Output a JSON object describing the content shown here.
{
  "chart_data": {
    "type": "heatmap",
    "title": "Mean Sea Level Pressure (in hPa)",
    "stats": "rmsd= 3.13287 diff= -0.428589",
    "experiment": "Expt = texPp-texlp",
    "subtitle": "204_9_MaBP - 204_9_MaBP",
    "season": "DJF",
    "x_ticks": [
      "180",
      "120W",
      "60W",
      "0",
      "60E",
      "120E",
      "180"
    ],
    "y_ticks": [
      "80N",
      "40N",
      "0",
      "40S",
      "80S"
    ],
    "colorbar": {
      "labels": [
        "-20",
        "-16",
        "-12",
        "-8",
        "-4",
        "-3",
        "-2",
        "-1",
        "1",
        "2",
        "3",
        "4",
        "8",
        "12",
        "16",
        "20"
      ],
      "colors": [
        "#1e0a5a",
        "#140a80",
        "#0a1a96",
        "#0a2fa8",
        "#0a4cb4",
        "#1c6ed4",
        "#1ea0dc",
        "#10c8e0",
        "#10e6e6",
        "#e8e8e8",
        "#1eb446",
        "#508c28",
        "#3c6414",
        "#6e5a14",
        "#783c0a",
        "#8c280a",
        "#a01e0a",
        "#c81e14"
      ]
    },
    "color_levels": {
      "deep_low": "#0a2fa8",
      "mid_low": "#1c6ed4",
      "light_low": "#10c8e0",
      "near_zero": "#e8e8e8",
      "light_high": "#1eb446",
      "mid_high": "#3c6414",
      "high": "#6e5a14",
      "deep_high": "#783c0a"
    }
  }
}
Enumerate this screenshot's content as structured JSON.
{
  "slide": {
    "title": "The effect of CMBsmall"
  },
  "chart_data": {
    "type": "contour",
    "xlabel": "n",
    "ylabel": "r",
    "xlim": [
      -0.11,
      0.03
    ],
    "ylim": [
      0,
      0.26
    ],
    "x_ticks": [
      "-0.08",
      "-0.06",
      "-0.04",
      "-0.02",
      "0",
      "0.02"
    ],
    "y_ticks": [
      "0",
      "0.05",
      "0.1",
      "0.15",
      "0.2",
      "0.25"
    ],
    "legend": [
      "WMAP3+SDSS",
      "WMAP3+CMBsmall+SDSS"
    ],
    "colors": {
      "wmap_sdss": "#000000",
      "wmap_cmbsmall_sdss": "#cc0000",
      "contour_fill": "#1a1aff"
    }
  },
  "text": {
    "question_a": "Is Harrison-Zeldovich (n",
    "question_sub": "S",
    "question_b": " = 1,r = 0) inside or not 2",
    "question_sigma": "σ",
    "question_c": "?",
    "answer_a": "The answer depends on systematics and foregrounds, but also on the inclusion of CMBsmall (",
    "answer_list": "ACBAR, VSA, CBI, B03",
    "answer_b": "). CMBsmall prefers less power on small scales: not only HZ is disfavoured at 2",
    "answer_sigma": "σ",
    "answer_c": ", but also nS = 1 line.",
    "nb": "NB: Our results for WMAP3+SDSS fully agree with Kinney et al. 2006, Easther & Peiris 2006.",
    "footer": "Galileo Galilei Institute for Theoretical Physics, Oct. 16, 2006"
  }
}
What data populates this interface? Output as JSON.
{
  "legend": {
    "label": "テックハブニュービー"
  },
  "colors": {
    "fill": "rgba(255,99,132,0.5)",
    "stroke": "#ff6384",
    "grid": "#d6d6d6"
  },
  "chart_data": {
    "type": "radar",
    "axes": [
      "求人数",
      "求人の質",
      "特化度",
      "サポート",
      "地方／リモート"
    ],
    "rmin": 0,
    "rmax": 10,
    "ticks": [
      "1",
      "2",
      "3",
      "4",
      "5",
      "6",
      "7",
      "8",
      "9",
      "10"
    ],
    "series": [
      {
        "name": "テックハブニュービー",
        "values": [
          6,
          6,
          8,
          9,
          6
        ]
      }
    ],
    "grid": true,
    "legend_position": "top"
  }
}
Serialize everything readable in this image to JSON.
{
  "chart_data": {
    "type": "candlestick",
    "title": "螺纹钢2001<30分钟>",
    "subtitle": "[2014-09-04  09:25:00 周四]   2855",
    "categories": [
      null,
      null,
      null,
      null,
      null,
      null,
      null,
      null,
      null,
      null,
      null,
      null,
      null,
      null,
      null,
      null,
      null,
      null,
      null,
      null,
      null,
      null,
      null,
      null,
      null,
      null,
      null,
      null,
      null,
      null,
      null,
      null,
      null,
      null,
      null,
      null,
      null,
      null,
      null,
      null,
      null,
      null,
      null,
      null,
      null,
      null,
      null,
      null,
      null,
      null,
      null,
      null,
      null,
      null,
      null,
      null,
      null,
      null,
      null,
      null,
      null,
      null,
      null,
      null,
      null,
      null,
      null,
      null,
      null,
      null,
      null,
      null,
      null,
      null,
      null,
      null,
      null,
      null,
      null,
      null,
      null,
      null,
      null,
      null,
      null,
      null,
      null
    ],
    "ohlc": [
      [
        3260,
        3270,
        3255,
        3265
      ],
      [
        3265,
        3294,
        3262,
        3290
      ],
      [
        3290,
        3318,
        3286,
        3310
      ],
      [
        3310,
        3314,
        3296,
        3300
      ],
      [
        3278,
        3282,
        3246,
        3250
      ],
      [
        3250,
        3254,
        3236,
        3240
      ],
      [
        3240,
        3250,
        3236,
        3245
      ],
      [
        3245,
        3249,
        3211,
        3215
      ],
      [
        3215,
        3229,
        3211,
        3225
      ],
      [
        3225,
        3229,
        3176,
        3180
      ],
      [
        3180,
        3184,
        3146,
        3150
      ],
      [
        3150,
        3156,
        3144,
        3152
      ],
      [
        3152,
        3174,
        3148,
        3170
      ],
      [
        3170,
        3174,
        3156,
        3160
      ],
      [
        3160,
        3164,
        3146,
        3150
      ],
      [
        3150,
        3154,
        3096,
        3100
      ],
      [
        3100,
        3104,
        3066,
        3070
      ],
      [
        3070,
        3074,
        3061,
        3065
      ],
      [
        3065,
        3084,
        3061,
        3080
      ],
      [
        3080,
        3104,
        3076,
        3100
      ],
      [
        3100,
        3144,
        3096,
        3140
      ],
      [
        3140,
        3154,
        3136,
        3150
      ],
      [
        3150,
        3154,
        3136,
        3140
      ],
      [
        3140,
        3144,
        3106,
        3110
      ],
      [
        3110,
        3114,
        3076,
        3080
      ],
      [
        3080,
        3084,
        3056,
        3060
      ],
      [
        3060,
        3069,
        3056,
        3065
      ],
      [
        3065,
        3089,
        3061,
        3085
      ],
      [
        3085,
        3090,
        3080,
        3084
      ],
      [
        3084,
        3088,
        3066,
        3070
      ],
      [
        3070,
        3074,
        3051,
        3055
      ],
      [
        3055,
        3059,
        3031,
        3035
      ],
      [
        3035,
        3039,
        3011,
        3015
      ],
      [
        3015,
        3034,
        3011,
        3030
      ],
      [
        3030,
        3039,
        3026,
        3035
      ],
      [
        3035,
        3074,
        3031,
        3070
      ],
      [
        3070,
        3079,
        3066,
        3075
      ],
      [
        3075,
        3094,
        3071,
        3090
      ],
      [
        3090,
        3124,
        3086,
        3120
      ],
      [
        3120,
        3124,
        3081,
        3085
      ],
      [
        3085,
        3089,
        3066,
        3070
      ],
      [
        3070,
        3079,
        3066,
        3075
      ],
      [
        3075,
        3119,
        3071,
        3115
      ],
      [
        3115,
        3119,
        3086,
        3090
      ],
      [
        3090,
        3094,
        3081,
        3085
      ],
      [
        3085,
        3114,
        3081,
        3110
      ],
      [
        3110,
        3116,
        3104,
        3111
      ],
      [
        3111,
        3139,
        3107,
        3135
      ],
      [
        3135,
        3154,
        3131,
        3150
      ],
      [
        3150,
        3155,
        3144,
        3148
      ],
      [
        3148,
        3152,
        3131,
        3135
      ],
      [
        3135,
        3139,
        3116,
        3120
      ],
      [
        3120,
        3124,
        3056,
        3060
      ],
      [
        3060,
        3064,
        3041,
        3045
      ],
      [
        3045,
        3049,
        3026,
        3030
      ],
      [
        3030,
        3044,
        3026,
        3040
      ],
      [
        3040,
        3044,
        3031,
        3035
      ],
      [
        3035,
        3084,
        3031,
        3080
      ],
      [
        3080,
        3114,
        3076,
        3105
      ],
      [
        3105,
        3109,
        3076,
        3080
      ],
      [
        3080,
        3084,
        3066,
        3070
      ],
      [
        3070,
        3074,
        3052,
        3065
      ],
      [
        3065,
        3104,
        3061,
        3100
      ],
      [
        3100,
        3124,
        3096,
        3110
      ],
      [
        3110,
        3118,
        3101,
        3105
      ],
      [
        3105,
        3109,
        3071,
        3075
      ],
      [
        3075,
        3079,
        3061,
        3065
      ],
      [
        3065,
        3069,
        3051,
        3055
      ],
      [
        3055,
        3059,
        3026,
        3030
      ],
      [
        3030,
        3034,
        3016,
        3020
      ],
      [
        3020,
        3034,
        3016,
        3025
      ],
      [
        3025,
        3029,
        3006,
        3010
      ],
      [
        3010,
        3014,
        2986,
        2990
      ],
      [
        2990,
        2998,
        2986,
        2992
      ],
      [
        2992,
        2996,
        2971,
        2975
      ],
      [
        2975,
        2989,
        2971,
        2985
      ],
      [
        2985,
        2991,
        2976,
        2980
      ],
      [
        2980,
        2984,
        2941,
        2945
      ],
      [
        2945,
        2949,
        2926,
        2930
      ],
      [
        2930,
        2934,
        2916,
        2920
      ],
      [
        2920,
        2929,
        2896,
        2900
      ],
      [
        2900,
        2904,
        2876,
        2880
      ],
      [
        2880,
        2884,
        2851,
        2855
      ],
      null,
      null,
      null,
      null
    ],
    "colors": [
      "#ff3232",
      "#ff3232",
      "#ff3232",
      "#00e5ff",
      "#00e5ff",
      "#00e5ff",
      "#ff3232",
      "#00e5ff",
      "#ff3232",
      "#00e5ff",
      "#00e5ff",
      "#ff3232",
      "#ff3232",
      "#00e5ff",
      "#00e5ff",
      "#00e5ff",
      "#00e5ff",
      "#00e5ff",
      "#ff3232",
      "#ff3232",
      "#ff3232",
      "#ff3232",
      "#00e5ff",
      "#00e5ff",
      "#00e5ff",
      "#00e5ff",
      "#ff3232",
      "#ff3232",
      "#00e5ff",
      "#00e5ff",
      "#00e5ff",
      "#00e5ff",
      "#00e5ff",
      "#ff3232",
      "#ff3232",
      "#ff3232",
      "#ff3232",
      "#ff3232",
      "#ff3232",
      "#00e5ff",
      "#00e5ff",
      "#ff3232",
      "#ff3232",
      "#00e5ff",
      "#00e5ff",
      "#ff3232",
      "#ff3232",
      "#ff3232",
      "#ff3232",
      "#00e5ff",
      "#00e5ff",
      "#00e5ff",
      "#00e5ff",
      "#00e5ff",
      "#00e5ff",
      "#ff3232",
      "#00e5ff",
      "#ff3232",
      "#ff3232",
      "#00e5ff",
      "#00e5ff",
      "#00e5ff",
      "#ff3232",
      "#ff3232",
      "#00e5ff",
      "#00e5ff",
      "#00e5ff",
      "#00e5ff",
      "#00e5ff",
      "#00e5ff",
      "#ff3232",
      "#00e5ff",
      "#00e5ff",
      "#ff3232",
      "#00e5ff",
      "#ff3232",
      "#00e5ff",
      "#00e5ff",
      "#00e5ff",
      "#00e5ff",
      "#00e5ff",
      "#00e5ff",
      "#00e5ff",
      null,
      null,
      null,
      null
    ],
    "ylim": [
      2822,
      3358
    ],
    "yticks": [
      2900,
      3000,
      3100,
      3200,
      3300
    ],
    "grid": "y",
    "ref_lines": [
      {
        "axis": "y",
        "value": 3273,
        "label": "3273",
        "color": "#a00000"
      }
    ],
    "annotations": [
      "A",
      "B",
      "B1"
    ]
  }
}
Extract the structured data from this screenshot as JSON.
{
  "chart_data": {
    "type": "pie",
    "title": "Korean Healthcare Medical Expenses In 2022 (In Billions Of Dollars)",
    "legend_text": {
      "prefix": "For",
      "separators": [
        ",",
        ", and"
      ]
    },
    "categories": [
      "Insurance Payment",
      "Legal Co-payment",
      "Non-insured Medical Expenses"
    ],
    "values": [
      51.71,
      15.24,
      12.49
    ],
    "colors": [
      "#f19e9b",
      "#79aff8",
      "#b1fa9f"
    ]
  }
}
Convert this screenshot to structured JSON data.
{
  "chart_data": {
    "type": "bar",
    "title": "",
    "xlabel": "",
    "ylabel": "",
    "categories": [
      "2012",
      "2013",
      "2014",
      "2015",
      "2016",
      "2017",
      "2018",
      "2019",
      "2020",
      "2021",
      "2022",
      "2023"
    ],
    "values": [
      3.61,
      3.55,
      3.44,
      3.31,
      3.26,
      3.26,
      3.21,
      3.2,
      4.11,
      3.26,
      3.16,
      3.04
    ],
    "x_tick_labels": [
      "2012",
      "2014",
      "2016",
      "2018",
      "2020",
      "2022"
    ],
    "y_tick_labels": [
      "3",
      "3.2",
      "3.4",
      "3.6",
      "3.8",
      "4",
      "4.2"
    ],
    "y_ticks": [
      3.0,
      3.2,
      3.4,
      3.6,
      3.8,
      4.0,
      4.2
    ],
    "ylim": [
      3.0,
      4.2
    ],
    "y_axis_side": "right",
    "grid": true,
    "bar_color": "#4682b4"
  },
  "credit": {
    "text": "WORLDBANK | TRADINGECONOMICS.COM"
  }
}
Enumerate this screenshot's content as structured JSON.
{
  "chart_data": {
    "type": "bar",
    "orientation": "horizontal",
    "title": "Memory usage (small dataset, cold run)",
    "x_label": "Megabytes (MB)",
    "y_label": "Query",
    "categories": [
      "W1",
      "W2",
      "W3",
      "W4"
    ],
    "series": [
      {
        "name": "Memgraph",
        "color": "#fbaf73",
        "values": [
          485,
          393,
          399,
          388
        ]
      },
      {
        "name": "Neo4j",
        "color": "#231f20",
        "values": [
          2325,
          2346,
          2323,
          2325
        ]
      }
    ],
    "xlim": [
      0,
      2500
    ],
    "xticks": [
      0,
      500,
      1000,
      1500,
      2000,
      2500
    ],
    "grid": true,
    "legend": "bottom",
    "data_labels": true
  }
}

* **What you should do**: Copy all lines above containing the string "JSON".

* **Output for this task**:
Output a JSON object describing the content shown here.
Enumerate this screenshot's content as structured JSON.
What data populates this interface? Output as JSON.
Serialize everything readable in this image to JSON.
Extract the structured data from this screenshot as JSON.
Convert this screenshot to structured JSON data.
Enumerate this screenshot's content as structured JSON.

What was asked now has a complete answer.